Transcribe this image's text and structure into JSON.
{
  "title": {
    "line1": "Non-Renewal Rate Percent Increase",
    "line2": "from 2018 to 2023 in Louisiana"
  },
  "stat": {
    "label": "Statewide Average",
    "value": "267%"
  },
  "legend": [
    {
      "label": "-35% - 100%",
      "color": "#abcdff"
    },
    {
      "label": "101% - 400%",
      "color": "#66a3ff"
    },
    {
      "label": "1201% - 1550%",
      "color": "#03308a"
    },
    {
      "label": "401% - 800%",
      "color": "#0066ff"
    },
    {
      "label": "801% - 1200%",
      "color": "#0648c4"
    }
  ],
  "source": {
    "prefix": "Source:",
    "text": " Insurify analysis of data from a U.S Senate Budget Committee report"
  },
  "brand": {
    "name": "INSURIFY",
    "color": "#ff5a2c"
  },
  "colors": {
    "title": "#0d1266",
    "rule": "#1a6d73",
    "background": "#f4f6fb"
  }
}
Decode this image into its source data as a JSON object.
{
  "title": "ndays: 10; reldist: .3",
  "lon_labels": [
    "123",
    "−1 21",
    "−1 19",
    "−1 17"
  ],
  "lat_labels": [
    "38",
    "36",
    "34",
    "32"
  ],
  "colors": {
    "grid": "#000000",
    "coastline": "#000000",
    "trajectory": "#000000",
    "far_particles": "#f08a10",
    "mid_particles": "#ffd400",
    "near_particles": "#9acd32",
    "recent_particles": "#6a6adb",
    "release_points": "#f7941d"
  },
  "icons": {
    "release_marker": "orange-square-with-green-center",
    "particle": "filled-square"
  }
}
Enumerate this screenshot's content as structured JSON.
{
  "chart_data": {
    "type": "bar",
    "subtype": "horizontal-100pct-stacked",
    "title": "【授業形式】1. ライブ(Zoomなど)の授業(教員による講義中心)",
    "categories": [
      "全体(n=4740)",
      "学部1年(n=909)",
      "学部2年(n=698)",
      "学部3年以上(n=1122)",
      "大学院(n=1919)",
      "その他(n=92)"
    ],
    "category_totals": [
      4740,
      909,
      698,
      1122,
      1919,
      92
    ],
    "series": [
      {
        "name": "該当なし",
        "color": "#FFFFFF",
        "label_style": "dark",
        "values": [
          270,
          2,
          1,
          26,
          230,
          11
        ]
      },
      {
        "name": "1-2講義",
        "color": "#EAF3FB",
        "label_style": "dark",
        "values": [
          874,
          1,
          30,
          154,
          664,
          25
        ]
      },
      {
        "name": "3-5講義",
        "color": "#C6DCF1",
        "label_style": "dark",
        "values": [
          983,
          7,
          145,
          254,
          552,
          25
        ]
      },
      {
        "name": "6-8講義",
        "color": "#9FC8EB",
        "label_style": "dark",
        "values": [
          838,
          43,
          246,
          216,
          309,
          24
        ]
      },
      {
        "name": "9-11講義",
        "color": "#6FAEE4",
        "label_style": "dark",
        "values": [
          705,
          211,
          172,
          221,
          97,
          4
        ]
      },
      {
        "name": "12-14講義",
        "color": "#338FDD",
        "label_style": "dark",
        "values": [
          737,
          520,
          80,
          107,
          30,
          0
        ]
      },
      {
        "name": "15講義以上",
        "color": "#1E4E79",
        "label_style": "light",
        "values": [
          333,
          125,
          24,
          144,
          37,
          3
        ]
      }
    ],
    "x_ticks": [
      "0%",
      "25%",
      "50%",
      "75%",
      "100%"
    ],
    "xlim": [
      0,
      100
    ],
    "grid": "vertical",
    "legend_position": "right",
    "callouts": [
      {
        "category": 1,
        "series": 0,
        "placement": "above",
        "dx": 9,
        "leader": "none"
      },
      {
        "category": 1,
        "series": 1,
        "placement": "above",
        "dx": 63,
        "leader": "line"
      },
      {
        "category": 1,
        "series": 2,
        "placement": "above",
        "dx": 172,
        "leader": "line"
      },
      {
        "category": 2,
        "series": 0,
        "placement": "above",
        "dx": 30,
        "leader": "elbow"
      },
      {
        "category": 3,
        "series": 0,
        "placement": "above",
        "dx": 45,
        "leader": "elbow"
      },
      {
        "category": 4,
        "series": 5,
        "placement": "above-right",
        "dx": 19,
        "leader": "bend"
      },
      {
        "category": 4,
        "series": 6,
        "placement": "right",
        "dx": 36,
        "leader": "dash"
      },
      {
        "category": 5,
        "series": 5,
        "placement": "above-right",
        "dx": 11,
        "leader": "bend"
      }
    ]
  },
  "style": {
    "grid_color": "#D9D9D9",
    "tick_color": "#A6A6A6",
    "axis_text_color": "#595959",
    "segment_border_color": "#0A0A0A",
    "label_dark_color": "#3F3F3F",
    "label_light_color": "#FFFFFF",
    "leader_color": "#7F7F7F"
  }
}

----

**Your instructions**
Copy out the whole listing exactly.

**Answer to this task**
Transcribe this image's text and structure into JSON.
{
  "title": {
    "line1": "Non-Renewal Rate Percent Increase",
    "line2": "from 2018 to 2023 in Louisiana"
  },
  "stat": {
    "label": "Statewide Average",
    "value": "267%"
  },
  "legend": [
    {
      "label": "-35% - 100%",
      "color": "#abcdff"
    },
    {
      "label": "101% - 400%",
      "color": "#66a3ff"
    },
    {
      "label": "1201% - 1550%",
      "color": "#03308a"
    },
    {
      "label": "401% - 800%",
      "color": "#0066ff"
    },
    {
      "label": "801% - 1200%",
      "color": "#0648c4"
    }
  ],
  "source": {
    "prefix": "Source:",
    "text": " Insurify analysis of data from a U.S Senate Budget Committee report"
  },
  "brand": {
    "name": "INSURIFY",
    "color": "#ff5a2c"
  },
  "colors": {
    "title": "#0d1266",
    "rule": "#1a6d73",
    "background": "#f4f6fb"
  }
}
Decode this image into its source data as a JSON object.
{
  "title": "ndays: 10; reldist: .3",
  "lon_labels": [
    "123",
    "−1 21",
    "−1 19",
    "−1 17"
  ],
  "lat_labels": [
    "38",
    "36",
    "34",
    "32"
  ],
  "colors": {
    "grid": "#000000",
    "coastline": "#000000",
    "trajectory": "#000000",
    "far_particles": "#f08a10",
    "mid_particles": "#ffd400",
    "near_particles": "#9acd32",
    "recent_particles": "#6a6adb",
    "release_points": "#f7941d"
  },
  "icons": {
    "release_marker": "orange-square-with-green-center",
    "particle": "filled-square"
  }
}
Enumerate this screenshot's content as structured JSON.
{
  "chart_data": {
    "type": "bar",
    "subtype": "horizontal-100pct-stacked",
    "title": "【授業形式】1. ライブ(Zoomなど)の授業(教員による講義中心)",
    "categories": [
      "全体(n=4740)",
      "学部1年(n=909)",
      "学部2年(n=698)",
      "学部3年以上(n=1122)",
      "大学院(n=1919)",
      "その他(n=92)"
    ],
    "category_totals": [
      4740,
      909,
      698,
      1122,
      1919,
      92
    ],
    "series": [
      {
        "name": "該当なし",
        "color": "#FFFFFF",
        "label_style": "dark",
        "values": [
          270,
          2,
          1,
          26,
          230,
          11
        ]
      },
      {
        "name": "1-2講義",
        "color": "#EAF3FB",
        "label_style": "dark",
        "values": [
          874,
          1,
          30,
          154,
          664,
          25
        ]
      },
      {
        "name": "3-5講義",
        "color": "#C6DCF1",
        "label_style": "dark",
        "values": [
          983,
          7,
          145,
          254,
          552,
          25
        ]
      },
      {
        "name": "6-8講義",
        "color": "#9FC8EB",
        "label_style": "dark",
        "values": [
          838,
          43,
          246,
          216,
          309,
          24
        ]
      },
      {
        "name": "9-11講義",
        "color": "#6FAEE4",
        "label_style": "dark",
        "values": [
          705,
          211,
          172,
          221,
          97,
          4
        ]
      },
      {
        "name": "12-14講義",
        "color": "#338FDD",
        "label_style": "dark",
        "values": [
          737,
          520,
          80,
          107,
          30,
          0
        ]
      },
      {
        "name": "15講義以上",
        "color": "#1E4E79",
        "label_style": "light",
        "values": [
          333,
          125,
          24,
          144,
          37,
          3
        ]
      }
    ],
    "x_ticks": [
      "0%",
      "25%",
      "50%",
      "75%",
      "100%"
    ],
    "xlim": [
      0,
      100
    ],
    "grid": "vertical",
    "legend_position": "right",
    "callouts": [
      {
        "category": 1,
        "series": 0,
        "placement": "above",
        "dx": 9,
        "leader": "none"
      },
      {
        "category": 1,
        "series": 1,
        "placement": "above",
        "dx": 63,
        "leader": "line"
      },
      {
        "category": 1,
        "series": 2,
        "placement": "above",
        "dx": 172,
        "leader": "line"
      },
      {
        "category": 2,
        "series": 0,
        "placement": "above",
        "dx": 30,
        "leader": "elbow"
      },
      {
        "category": 3,
        "series": 0,
        "placement": "above",
        "dx": 45,
        "leader": "elbow"
      },
      {
        "category": 4,
        "series": 5,
        "placement": "above-right",
        "dx": 19,
        "leader": "bend"
      },
      {
        "category": 4,
        "series": 6,
        "placement": "right",
        "dx": 36,
        "leader": "dash"
      },
      {
        "category": 5,
        "series": 5,
        "placement": "above-right",
        "dx": 11,
        "leader": "bend"
      }
    ]
  },
  "style": {
    "grid_color": "#D9D9D9",
    "tick_color": "#A6A6A6",
    "axis_text_color": "#595959",
    "segment_border_color": "#0A0A0A",
    "label_dark_color": "#3F3F3F",
    "label_light_color": "#FFFFFF",
    "leader_color": "#7F7F7F"
  }
}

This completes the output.